━━━━━ EXTRACTED INFORMATION ━━━━━

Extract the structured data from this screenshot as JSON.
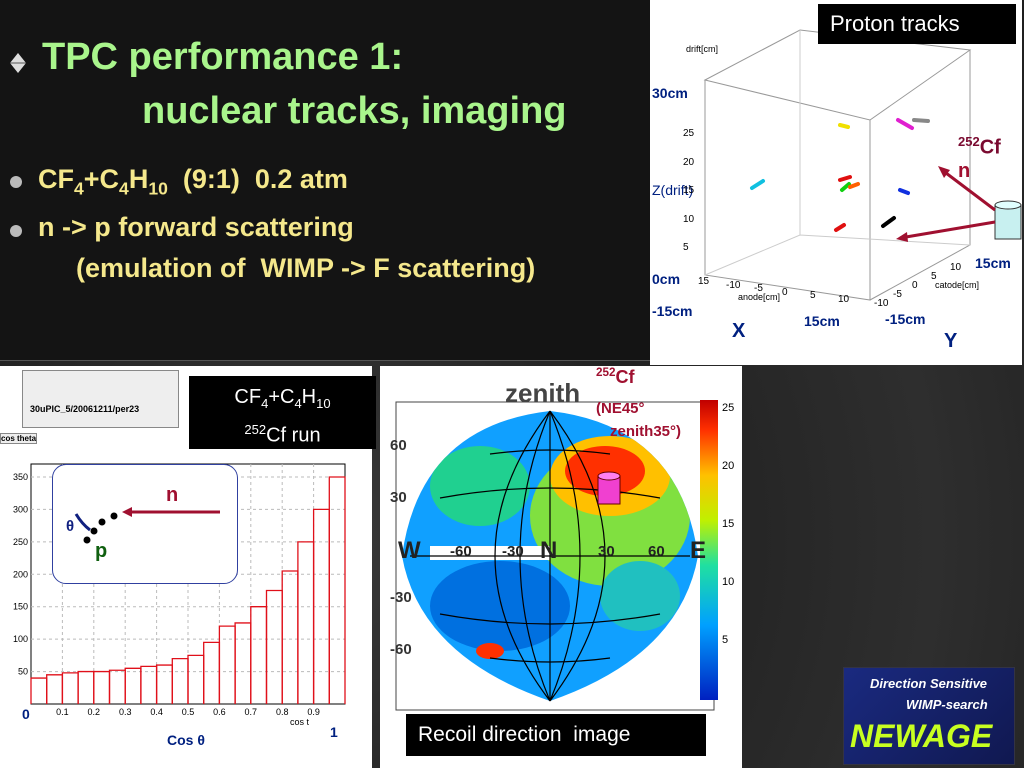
{
  "title": {
    "line1": "TPC performance 1:",
    "line2": "nuclear tracks, imaging"
  },
  "bullets": [
    {
      "parts": [
        "CF",
        "4",
        "+C",
        "4",
        "H",
        "10",
        "  (9:1)  0.2 atm"
      ]
    },
    {
      "line1": "n -> p forward scattering",
      "line2": "(emulation of  WIMP -> F scattering)"
    }
  ],
  "tracks_panel": {
    "label": "Proton tracks",
    "z_title": "drift[cm]",
    "z_ticks": [
      5,
      10,
      15,
      20,
      25
    ],
    "x_ticks": [
      15,
      -10,
      -5,
      0,
      5,
      10
    ],
    "y_ticks": [
      10,
      5,
      0,
      -5,
      -10
    ],
    "x_title": "anode[cm]",
    "y_title": "catode[cm]",
    "annotations": {
      "z_top": "30cm",
      "z_name": "Z(drift)",
      "z_bottom": "0cm",
      "x_left": "-15cm",
      "x_right": "15cm",
      "y_right": "15cm",
      "y_left": "-15cm",
      "x_name": "X",
      "y_name": "Y"
    },
    "source": {
      "mass": "252",
      "element": "Cf",
      "particle": "n"
    }
  },
  "histogram_panel": {
    "run_id": "30uPIC_5/20061211/per23",
    "tab": "cos theta",
    "x_axis_tag": "cos t",
    "x_start": "0",
    "x_end": "1",
    "x_title": "Cos θ",
    "inset": {
      "neutron": "n",
      "angle": "θ",
      "proton": "p"
    },
    "chart_data": {
      "type": "histogram",
      "bins": [
        0,
        0.05,
        0.1,
        0.15,
        0.2,
        0.25,
        0.3,
        0.35,
        0.4,
        0.45,
        0.5,
        0.55,
        0.6,
        0.65,
        0.7,
        0.75,
        0.8,
        0.85,
        0.9,
        0.95,
        1
      ],
      "values": [
        40,
        45,
        48,
        50,
        50,
        52,
        55,
        58,
        60,
        70,
        75,
        95,
        120,
        125,
        150,
        175,
        205,
        250,
        300,
        350
      ],
      "color": "#e0101a",
      "xlim": [
        0,
        1
      ],
      "ylim": [
        0,
        370
      ],
      "xticks": [
        0.1,
        0.2,
        0.3,
        0.4,
        0.5,
        0.6,
        0.7,
        0.8,
        0.9
      ],
      "yticks": [
        50,
        100,
        150,
        200,
        250,
        300,
        350
      ],
      "grid": true
    }
  },
  "run_label": {
    "gas": [
      "CF",
      "4",
      "+C",
      "4",
      "H",
      "10"
    ],
    "source_mass": "252",
    "source_text": "Cf run"
  },
  "skymap": {
    "title": "zenith",
    "lat_labels": [
      "60",
      "30",
      "-30",
      "-60"
    ],
    "lon_labels": [
      "W",
      "-60",
      "-30",
      "N",
      "30",
      "60",
      "E"
    ],
    "colorbar_ticks": [
      5,
      10,
      15,
      20,
      25
    ],
    "source": {
      "mass": "252",
      "element": "Cf",
      "line2": "(NE45°",
      "line3": "zenith35°)"
    },
    "caption": "Recoil direction  image"
  },
  "logo": {
    "line1": "Direction Sensitive",
    "line2": "WIMP-search",
    "name": "NEWAGE"
  }
}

━━━━━

** SET EXERCISE **
Repeat each entry exactly as it appears; skip any picture.

** TASK ANSWER **
Extract the structured data from this screenshot as JSON.
{
  "title": {
    "line1": "TPC performance 1:",
    "line2": "nuclear tracks, imaging"
  },
  "bullets": [
    {
      "parts": [
        "CF",
        "4",
        "+C",
        "4",
        "H",
        "10",
        "  (9:1)  0.2 atm"
      ]
    },
    {
      "line1": "n -> p forward scattering",
      "line2": "(emulation of  WIMP -> F scattering)"
    }
  ],
  "tracks_panel": {
    "label": "Proton tracks",
    "z_title": "drift[cm]",
    "z_ticks": [
      5,
      10,
      15,
      20,
      25
    ],
    "x_ticks": [
      15,
      -10,
      -5,
      0,
      5,
      10
    ],
    "y_ticks": [
      10,
      5,
      0,
      -5,
      -10
    ],
    "x_title": "anode[cm]",
    "y_title": "catode[cm]",
    "annotations": {
      "z_top": "30cm",
      "z_name": "Z(drift)",
      "z_bottom": "0cm",
      "x_left": "-15cm",
      "x_right": "15cm",
      "y_right": "15cm",
      "y_left": "-15cm",
      "x_name": "X",
      "y_name": "Y"
    },
    "source": {
      "mass": "252",
      "element": "Cf",
      "particle": "n"
    }
  },
  "histogram_panel": {
    "run_id": "30uPIC_5/20061211/per23",
    "tab": "cos theta",
    "x_axis_tag": "cos t",
    "x_start": "0",
    "x_end": "1",
    "x_title": "Cos θ",
    "inset": {
      "neutron": "n",
      "angle": "θ",
      "proton": "p"
    },
    "chart_data": {
      "type": "histogram",
      "bins": [
        0,
        0.05,
        0.1,
        0.15,
        0.2,
        0.25,
        0.3,
        0.35,
        0.4,
        0.45,
        0.5,
        0.55,
        0.6,
        0.65,
        0.7,
        0.75,
        0.8,
        0.85,
        0.9,
        0.95,
        1
      ],
      "values": [
        40,
        45,
        48,
        50,
        50,
        52,
        55,
        58,
        60,
        70,
        75,
        95,
        120,
        125,
        150,
        175,
        205,
        250,
        300,
        350
      ],
      "color": "#e0101a",
      "xlim": [
        0,
        1
      ],
      "ylim": [
        0,
        370
      ],
      "xticks": [
        0.1,
        0.2,
        0.3,
        0.4,
        0.5,
        0.6,
        0.7,
        0.8,
        0.9
      ],
      "yticks": [
        50,
        100,
        150,
        200,
        250,
        300,
        350
      ],
      "grid": true
    }
  },
  "run_label": {
    "gas": [
      "CF",
      "4",
      "+C",
      "4",
      "H",
      "10"
    ],
    "source_mass": "252",
    "source_text": "Cf run"
  },
  "skymap": {
    "title": "zenith",
    "lat_labels": [
      "60",
      "30",
      "-30",
      "-60"
    ],
    "lon_labels": [
      "W",
      "-60",
      "-30",
      "N",
      "30",
      "60",
      "E"
    ],
    "colorbar_ticks": [
      5,
      10,
      15,
      20,
      25
    ],
    "source": {
      "mass": "252",
      "element": "Cf",
      "line2": "(NE45°",
      "line3": "zenith35°)"
    },
    "caption": "Recoil direction  image"
  },
  "logo": {
    "line1": "Direction Sensitive",
    "line2": "WIMP-search",
    "name": "NEWAGE"
  }
}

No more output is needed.